- _SET EXERCISE_:
Write out every single entry exactly.

- _DATASET RECORDS_:
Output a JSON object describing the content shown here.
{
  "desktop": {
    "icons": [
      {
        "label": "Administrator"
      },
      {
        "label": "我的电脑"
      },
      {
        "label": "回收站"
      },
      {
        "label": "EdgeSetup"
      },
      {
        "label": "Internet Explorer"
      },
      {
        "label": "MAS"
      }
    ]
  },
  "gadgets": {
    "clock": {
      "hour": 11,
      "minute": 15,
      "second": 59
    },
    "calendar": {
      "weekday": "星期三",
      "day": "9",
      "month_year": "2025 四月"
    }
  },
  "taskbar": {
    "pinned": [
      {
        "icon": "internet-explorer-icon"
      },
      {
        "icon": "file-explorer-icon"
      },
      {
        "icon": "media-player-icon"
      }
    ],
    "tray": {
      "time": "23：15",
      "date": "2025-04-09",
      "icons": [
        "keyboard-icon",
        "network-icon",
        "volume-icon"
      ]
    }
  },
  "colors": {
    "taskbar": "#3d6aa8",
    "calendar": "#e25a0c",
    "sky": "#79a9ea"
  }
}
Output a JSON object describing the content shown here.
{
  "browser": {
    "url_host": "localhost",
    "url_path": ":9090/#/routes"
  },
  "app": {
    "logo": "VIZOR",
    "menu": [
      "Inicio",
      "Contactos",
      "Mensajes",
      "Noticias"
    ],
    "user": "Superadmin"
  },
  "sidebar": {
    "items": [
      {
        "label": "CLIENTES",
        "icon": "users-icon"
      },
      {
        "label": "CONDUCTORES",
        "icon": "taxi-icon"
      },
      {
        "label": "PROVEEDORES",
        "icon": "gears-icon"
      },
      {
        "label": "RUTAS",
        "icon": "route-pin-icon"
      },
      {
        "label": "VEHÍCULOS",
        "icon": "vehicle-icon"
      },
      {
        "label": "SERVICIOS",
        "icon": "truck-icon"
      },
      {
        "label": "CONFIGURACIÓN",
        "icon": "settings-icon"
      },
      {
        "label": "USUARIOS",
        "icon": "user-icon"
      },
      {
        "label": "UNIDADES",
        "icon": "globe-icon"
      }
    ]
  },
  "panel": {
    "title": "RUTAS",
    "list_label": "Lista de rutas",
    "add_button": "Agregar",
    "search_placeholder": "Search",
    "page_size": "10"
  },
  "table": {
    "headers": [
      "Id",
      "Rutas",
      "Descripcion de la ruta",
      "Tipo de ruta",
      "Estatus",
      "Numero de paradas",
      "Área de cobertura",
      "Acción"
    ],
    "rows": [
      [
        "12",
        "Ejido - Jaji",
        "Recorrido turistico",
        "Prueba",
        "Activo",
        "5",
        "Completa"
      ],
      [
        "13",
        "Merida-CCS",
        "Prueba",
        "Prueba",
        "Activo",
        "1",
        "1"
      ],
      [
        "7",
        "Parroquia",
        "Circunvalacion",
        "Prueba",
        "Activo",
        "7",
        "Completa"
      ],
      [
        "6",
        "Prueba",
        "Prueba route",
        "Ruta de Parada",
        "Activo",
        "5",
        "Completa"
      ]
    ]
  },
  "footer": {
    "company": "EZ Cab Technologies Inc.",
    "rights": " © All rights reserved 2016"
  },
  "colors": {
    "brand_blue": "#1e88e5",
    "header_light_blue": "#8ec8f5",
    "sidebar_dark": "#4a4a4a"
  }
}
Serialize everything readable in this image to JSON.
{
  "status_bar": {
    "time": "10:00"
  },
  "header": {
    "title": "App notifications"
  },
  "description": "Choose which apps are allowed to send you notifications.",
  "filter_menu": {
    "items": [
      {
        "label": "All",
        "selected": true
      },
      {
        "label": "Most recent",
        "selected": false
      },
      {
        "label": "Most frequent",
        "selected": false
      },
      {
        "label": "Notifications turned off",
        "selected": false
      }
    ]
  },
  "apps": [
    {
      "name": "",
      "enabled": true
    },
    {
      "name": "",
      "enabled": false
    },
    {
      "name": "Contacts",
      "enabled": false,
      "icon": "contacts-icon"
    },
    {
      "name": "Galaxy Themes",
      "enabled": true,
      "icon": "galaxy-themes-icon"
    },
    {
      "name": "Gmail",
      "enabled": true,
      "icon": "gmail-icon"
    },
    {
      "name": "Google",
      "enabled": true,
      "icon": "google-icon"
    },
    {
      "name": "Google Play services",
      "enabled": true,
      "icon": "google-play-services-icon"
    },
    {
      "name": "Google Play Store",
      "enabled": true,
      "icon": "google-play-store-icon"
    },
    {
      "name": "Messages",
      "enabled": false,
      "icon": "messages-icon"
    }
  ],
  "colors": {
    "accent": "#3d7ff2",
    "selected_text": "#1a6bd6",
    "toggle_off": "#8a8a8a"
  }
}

- _EXPECTED OUTPUT_:
Output a JSON object describing the content shown here.
{
  "desktop": {
    "icons": [
      {
        "label": "Administrator"
      },
      {
        "label": "我的电脑"
      },
      {
        "label": "回收站"
      },
      {
        "label": "EdgeSetup"
      },
      {
        "label": "Internet Explorer"
      },
      {
        "label": "MAS"
      }
    ]
  },
  "gadgets": {
    "clock": {
      "hour": 11,
      "minute": 15,
      "second": 59
    },
    "calendar": {
      "weekday": "星期三",
      "day": "9",
      "month_year": "2025 四月"
    }
  },
  "taskbar": {
    "pinned": [
      {
        "icon": "internet-explorer-icon"
      },
      {
        "icon": "file-explorer-icon"
      },
      {
        "icon": "media-player-icon"
      }
    ],
    "tray": {
      "time": "23：15",
      "date": "2025-04-09",
      "icons": [
        "keyboard-icon",
        "network-icon",
        "volume-icon"
      ]
    }
  },
  "colors": {
    "taskbar": "#3d6aa8",
    "calendar": "#e25a0c",
    "sky": "#79a9ea"
  }
}
Output a JSON object describing the content shown here.
{
  "browser": {
    "url_host": "localhost",
    "url_path": ":9090/#/routes"
  },
  "app": {
    "logo": "VIZOR",
    "menu": [
      "Inicio",
      "Contactos",
      "Mensajes",
      "Noticias"
    ],
    "user": "Superadmin"
  },
  "sidebar": {
    "items": [
      {
        "label": "CLIENTES",
        "icon": "users-icon"
      },
      {
        "label": "CONDUCTORES",
        "icon": "taxi-icon"
      },
      {
        "label": "PROVEEDORES",
        "icon": "gears-icon"
      },
      {
        "label": "RUTAS",
        "icon": "route-pin-icon"
      },
      {
        "label": "VEHÍCULOS",
        "icon": "vehicle-icon"
      },
      {
        "label": "SERVICIOS",
        "icon": "truck-icon"
      },
      {
        "label": "CONFIGURACIÓN",
        "icon": "settings-icon"
      },
      {
        "label": "USUARIOS",
        "icon": "user-icon"
      },
      {
        "label": "UNIDADES",
        "icon": "globe-icon"
      }
    ]
  },
  "panel": {
    "title": "RUTAS",
    "list_label": "Lista de rutas",
    "add_button": "Agregar",
    "search_placeholder": "Search",
    "page_size": "10"
  },
  "table": {
    "headers": [
      "Id",
      "Rutas",
      "Descripcion de la ruta",
      "Tipo de ruta",
      "Estatus",
      "Numero de paradas",
      "Área de cobertura",
      "Acción"
    ],
    "rows": [
      [
        "12",
        "Ejido - Jaji",
        "Recorrido turistico",
        "Prueba",
        "Activo",
        "5",
        "Completa"
      ],
      [
        "13",
        "Merida-CCS",
        "Prueba",
        "Prueba",
        "Activo",
        "1",
        "1"
      ],
      [
        "7",
        "Parroquia",
        "Circunvalacion",
        "Prueba",
        "Activo",
        "7",
        "Completa"
      ],
      [
        "6",
        "Prueba",
        "Prueba route",
        "Ruta de Parada",
        "Activo",
        "5",
        "Completa"
      ]
    ]
  },
  "footer": {
    "company": "EZ Cab Technologies Inc.",
    "rights": " © All rights reserved 2016"
  },
  "colors": {
    "brand_blue": "#1e88e5",
    "header_light_blue": "#8ec8f5",
    "sidebar_dark": "#4a4a4a"
  }
}
Serialize everything readable in this image to JSON.
{
  "status_bar": {
    "time": "10:00"
  },
  "header": {
    "title": "App notifications"
  },
  "description": "Choose which apps are allowed to send you notifications.",
  "filter_menu": {
    "items": [
      {
        "label": "All",
        "selected": true
      },
      {
        "label": "Most recent",
        "selected": false
      },
      {
        "label": "Most frequent",
        "selected": false
      },
      {
        "label": "Notifications turned off",
        "selected": false
      }
    ]
  },
  "apps": [
    {
      "name": "",
      "enabled": true
    },
    {
      "name": "",
      "enabled": false
    },
    {
      "name": "Contacts",
      "enabled": false,
      "icon": "contacts-icon"
    },
    {
      "name": "Galaxy Themes",
      "enabled": true,
      "icon": "galaxy-themes-icon"
    },
    {
      "name": "Gmail",
      "enabled": true,
      "icon": "gmail-icon"
    },
    {
      "name": "Google",
      "enabled": true,
      "icon": "google-icon"
    },
    {
      "name": "Google Play services",
      "enabled": true,
      "icon": "google-play-services-icon"
    },
    {
      "name": "Google Play Store",
      "enabled": true,
      "icon": "google-play-store-icon"
    },
    {
      "name": "Messages",
      "enabled": false,
      "icon": "messages-icon"
    }
  ],
  "colors": {
    "accent": "#3d7ff2",
    "selected_text": "#1a6bd6",
    "toggle_off": "#8a8a8a"
  }
}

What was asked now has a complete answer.